#### DATA ENTRIES
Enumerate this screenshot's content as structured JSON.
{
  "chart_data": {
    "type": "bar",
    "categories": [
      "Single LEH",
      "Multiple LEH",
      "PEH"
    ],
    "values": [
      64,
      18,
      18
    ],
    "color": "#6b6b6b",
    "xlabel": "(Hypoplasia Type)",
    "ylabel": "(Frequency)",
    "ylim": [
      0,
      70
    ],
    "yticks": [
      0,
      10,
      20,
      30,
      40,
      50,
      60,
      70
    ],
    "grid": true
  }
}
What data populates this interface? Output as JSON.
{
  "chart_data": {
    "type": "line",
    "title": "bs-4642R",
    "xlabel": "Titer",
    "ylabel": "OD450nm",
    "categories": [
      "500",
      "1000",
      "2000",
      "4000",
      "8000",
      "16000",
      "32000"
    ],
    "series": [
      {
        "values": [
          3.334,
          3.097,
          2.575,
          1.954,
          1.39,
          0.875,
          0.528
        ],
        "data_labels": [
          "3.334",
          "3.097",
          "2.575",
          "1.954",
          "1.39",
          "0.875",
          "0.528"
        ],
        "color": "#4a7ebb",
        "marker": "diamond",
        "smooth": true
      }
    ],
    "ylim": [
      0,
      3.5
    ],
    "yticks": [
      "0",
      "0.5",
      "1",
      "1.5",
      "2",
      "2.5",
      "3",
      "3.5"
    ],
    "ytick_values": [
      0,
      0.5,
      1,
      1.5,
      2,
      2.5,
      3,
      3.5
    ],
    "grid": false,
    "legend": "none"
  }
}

#### SET PROBLEM
Output every record above exactly as it appears.

#### TASK OUTPUT
Enumerate this screenshot's content as structured JSON.
{
  "chart_data": {
    "type": "bar",
    "categories": [
      "Single LEH",
      "Multiple LEH",
      "PEH"
    ],
    "values": [
      64,
      18,
      18
    ],
    "color": "#6b6b6b",
    "xlabel": "(Hypoplasia Type)",
    "ylabel": "(Frequency)",
    "ylim": [
      0,
      70
    ],
    "yticks": [
      0,
      10,
      20,
      30,
      40,
      50,
      60,
      70
    ],
    "grid": true
  }
}
What data populates this interface? Output as JSON.
{
  "chart_data": {
    "type": "line",
    "title": "bs-4642R",
    "xlabel": "Titer",
    "ylabel": "OD450nm",
    "categories": [
      "500",
      "1000",
      "2000",
      "4000",
      "8000",
      "16000",
      "32000"
    ],
    "series": [
      {
        "values": [
          3.334,
          3.097,
          2.575,
          1.954,
          1.39,
          0.875,
          0.528
        ],
        "data_labels": [
          "3.334",
          "3.097",
          "2.575",
          "1.954",
          "1.39",
          "0.875",
          "0.528"
        ],
        "color": "#4a7ebb",
        "marker": "diamond",
        "smooth": true
      }
    ],
    "ylim": [
      0,
      3.5
    ],
    "yticks": [
      "0",
      "0.5",
      "1",
      "1.5",
      "2",
      "2.5",
      "3",
      "3.5"
    ],
    "ytick_values": [
      0,
      0.5,
      1,
      1.5,
      2,
      2.5,
      3,
      3.5
    ],
    "grid": false,
    "legend": "none"
  }
}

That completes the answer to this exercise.